*What the task requires*:
Each line below is to be written out in full, exactly as shown.

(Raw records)

--- start ---

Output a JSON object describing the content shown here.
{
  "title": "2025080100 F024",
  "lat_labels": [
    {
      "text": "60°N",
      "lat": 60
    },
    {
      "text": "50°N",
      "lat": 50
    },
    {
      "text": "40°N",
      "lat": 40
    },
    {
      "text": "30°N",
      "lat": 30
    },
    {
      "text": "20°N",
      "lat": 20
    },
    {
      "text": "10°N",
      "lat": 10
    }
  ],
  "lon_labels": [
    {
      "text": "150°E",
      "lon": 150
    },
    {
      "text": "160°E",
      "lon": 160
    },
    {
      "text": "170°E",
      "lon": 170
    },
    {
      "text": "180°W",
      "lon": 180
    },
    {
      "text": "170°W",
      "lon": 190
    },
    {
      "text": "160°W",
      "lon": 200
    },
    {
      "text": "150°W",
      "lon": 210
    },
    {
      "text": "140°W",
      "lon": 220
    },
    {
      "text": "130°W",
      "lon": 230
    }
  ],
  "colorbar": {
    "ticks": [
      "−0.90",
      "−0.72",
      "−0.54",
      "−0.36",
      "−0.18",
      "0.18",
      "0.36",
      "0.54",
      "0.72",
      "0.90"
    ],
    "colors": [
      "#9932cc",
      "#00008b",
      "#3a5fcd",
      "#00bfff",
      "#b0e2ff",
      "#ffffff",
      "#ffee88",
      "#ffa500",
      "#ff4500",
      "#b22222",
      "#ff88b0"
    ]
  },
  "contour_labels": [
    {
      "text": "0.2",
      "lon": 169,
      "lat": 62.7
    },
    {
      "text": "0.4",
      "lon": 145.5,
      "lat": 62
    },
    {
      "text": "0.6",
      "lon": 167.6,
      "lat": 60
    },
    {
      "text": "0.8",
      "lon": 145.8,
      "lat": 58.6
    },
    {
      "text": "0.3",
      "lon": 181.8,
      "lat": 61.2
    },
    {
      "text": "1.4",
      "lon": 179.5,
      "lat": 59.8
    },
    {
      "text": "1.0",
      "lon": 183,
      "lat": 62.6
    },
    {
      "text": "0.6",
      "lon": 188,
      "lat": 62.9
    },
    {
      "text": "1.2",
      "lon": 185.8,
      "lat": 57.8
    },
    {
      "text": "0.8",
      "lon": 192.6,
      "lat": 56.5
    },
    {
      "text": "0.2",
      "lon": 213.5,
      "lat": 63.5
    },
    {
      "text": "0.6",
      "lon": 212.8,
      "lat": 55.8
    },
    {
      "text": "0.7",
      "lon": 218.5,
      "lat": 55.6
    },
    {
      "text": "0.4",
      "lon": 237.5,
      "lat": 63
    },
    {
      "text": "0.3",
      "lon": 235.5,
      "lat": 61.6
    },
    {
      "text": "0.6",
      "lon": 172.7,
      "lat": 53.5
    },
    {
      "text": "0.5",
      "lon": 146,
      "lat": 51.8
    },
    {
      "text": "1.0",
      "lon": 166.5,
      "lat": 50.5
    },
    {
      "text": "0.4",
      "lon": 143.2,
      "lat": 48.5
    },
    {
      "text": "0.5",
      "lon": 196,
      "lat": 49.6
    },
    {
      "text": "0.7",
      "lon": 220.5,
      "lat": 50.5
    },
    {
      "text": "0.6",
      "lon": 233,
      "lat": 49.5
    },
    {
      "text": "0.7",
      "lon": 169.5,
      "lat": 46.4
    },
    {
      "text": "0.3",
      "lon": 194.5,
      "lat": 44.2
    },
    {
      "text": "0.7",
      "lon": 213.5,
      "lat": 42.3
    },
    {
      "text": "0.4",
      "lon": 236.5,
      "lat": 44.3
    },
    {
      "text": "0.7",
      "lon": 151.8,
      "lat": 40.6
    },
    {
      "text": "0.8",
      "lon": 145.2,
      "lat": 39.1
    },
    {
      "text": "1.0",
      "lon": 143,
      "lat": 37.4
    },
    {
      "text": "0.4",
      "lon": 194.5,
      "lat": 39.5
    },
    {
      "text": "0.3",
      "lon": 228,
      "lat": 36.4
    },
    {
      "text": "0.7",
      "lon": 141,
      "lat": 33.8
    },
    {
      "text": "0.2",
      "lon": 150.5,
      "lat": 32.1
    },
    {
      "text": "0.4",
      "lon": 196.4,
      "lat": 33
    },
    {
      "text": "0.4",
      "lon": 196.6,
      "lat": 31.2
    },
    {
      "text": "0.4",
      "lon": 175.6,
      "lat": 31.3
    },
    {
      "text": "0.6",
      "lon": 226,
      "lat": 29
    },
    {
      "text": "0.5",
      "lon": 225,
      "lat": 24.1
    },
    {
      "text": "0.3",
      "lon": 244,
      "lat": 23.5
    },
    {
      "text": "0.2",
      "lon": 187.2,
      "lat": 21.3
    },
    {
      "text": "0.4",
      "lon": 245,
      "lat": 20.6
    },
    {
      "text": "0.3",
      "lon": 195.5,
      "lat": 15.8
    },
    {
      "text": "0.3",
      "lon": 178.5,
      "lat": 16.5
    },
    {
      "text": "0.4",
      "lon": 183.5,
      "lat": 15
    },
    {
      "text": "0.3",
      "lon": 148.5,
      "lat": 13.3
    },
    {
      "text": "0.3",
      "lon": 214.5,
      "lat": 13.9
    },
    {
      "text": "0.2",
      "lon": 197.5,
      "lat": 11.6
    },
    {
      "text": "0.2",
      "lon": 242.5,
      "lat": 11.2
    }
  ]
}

--- end ---

*Expected output*:
Output a JSON object describing the content shown here.
{
  "title": "2025080100 F024",
  "lat_labels": [
    {
      "text": "60°N",
      "lat": 60
    },
    {
      "text": "50°N",
      "lat": 50
    },
    {
      "text": "40°N",
      "lat": 40
    },
    {
      "text": "30°N",
      "lat": 30
    },
    {
      "text": "20°N",
      "lat": 20
    },
    {
      "text": "10°N",
      "lat": 10
    }
  ],
  "lon_labels": [
    {
      "text": "150°E",
      "lon": 150
    },
    {
      "text": "160°E",
      "lon": 160
    },
    {
      "text": "170°E",
      "lon": 170
    },
    {
      "text": "180°W",
      "lon": 180
    },
    {
      "text": "170°W",
      "lon": 190
    },
    {
      "text": "160°W",
      "lon": 200
    },
    {
      "text": "150°W",
      "lon": 210
    },
    {
      "text": "140°W",
      "lon": 220
    },
    {
      "text": "130°W",
      "lon": 230
    }
  ],
  "colorbar": {
    "ticks": [
      "−0.90",
      "−0.72",
      "−0.54",
      "−0.36",
      "−0.18",
      "0.18",
      "0.36",
      "0.54",
      "0.72",
      "0.90"
    ],
    "colors": [
      "#9932cc",
      "#00008b",
      "#3a5fcd",
      "#00bfff",
      "#b0e2ff",
      "#ffffff",
      "#ffee88",
      "#ffa500",
      "#ff4500",
      "#b22222",
      "#ff88b0"
    ]
  },
  "contour_labels": [
    {
      "text": "0.2",
      "lon": 169,
      "lat": 62.7
    },
    {
      "text": "0.4",
      "lon": 145.5,
      "lat": 62
    },
    {
      "text": "0.6",
      "lon": 167.6,
      "lat": 60
    },
    {
      "text": "0.8",
      "lon": 145.8,
      "lat": 58.6
    },
    {
      "text": "0.3",
      "lon": 181.8,
      "lat": 61.2
    },
    {
      "text": "1.4",
      "lon": 179.5,
      "lat": 59.8
    },
    {
      "text": "1.0",
      "lon": 183,
      "lat": 62.6
    },
    {
      "text": "0.6",
      "lon": 188,
      "lat": 62.9
    },
    {
      "text": "1.2",
      "lon": 185.8,
      "lat": 57.8
    },
    {
      "text": "0.8",
      "lon": 192.6,
      "lat": 56.5
    },
    {
      "text": "0.2",
      "lon": 213.5,
      "lat": 63.5
    },
    {
      "text": "0.6",
      "lon": 212.8,
      "lat": 55.8
    },
    {
      "text": "0.7",
      "lon": 218.5,
      "lat": 55.6
    },
    {
      "text": "0.4",
      "lon": 237.5,
      "lat": 63
    },
    {
      "text": "0.3",
      "lon": 235.5,
      "lat": 61.6
    },
    {
      "text": "0.6",
      "lon": 172.7,
      "lat": 53.5
    },
    {
      "text": "0.5",
      "lon": 146,
      "lat": 51.8
    },
    {
      "text": "1.0",
      "lon": 166.5,
      "lat": 50.5
    },
    {
      "text": "0.4",
      "lon": 143.2,
      "lat": 48.5
    },
    {
      "text": "0.5",
      "lon": 196,
      "lat": 49.6
    },
    {
      "text": "0.7",
      "lon": 220.5,
      "lat": 50.5
    },
    {
      "text": "0.6",
      "lon": 233,
      "lat": 49.5
    },
    {
      "text": "0.7",
      "lon": 169.5,
      "lat": 46.4
    },
    {
      "text": "0.3",
      "lon": 194.5,
      "lat": 44.2
    },
    {
      "text": "0.7",
      "lon": 213.5,
      "lat": 42.3
    },
    {
      "text": "0.4",
      "lon": 236.5,
      "lat": 44.3
    },
    {
      "text": "0.7",
      "lon": 151.8,
      "lat": 40.6
    },
    {
      "text": "0.8",
      "lon": 145.2,
      "lat": 39.1
    },
    {
      "text": "1.0",
      "lon": 143,
      "lat": 37.4
    },
    {
      "text": "0.4",
      "lon": 194.5,
      "lat": 39.5
    },
    {
      "text": "0.3",
      "lon": 228,
      "lat": 36.4
    },
    {
      "text": "0.7",
      "lon": 141,
      "lat": 33.8
    },
    {
      "text": "0.2",
      "lon": 150.5,
      "lat": 32.1
    },
    {
      "text": "0.4",
      "lon": 196.4,
      "lat": 33
    },
    {
      "text": "0.4",
      "lon": 196.6,
      "lat": 31.2
    },
    {
      "text": "0.4",
      "lon": 175.6,
      "lat": 31.3
    },
    {
      "text": "0.6",
      "lon": 226,
      "lat": 29
    },
    {
      "text": "0.5",
      "lon": 225,
      "lat": 24.1
    },
    {
      "text": "0.3",
      "lon": 244,
      "lat": 23.5
    },
    {
      "text": "0.2",
      "lon": 187.2,
      "lat": 21.3
    },
    {
      "text": "0.4",
      "lon": 245,
      "lat": 20.6
    },
    {
      "text": "0.3",
      "lon": 195.5,
      "lat": 15.8
    },
    {
      "text": "0.3",
      "lon": 178.5,
      "lat": 16.5
    },
    {
      "text": "0.4",
      "lon": 183.5,
      "lat": 15
    },
    {
      "text": "0.3",
      "lon": 148.5,
      "lat": 13.3
    },
    {
      "text": "0.3",
      "lon": 214.5,
      "lat": 13.9
    },
    {
      "text": "0.2",
      "lon": 197.5,
      "lat": 11.6
    },
    {
      "text": "0.2",
      "lon": 242.5,
      "lat": 11.2
    }
  ]
}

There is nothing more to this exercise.